What you have to do:
Write out each line in which the string "matrix" is present.

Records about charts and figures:
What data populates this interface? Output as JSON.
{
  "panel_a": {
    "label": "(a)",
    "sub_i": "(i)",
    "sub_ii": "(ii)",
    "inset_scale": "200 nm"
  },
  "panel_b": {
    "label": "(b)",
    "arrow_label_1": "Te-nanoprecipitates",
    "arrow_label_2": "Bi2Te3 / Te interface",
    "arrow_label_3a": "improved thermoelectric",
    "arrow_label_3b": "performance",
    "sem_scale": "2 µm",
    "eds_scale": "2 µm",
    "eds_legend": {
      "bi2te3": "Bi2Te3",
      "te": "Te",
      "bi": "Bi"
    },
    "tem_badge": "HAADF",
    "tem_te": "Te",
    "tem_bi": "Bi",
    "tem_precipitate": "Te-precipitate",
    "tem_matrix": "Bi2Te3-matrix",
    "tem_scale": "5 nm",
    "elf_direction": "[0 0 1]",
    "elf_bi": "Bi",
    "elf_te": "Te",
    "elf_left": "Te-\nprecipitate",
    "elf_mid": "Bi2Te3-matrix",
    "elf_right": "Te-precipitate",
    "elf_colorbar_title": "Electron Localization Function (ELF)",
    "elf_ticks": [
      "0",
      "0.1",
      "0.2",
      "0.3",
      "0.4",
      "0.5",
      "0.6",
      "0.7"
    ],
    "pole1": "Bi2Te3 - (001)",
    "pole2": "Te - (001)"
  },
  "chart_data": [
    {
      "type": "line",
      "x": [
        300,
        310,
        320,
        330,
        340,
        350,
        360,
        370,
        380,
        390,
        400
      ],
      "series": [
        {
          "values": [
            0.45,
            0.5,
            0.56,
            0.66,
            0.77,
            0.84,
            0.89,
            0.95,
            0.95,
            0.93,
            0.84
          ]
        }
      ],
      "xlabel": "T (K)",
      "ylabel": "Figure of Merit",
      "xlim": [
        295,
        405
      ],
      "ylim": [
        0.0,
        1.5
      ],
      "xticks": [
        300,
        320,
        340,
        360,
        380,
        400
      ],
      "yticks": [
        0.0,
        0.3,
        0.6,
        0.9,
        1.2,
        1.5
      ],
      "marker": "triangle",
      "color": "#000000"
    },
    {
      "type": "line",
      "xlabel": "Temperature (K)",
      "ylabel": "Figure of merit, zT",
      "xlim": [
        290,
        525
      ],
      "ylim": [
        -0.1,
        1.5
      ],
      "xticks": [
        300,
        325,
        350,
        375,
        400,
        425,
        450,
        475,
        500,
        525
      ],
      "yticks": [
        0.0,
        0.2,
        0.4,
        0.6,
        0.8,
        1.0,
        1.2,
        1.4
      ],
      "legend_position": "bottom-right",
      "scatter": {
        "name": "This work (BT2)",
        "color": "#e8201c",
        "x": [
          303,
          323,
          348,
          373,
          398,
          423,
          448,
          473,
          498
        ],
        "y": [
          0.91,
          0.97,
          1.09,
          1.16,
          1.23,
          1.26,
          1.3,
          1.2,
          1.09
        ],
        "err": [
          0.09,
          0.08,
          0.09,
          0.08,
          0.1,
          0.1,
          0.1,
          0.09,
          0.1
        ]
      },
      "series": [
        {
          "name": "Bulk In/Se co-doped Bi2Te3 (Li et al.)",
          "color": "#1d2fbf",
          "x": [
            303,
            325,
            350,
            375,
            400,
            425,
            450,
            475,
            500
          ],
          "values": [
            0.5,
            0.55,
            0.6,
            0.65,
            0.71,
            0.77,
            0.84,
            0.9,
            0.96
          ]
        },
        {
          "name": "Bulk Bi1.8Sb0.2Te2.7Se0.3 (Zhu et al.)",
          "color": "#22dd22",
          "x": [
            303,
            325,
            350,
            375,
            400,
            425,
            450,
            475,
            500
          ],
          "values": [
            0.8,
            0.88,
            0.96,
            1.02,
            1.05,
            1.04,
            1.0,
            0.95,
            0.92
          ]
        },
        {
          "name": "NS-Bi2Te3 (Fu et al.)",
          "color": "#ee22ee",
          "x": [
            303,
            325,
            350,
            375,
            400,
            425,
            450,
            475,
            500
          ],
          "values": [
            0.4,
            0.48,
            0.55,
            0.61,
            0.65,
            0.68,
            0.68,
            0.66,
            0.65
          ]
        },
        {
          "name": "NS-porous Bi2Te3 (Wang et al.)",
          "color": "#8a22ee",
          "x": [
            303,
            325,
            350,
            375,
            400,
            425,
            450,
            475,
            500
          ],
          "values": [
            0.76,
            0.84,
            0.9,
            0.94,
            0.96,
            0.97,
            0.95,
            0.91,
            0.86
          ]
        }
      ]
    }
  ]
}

Answer in full:
    "tem_matrix": "Bi2Te3-matrix",
    "elf_mid": "Bi2Te3-matrix",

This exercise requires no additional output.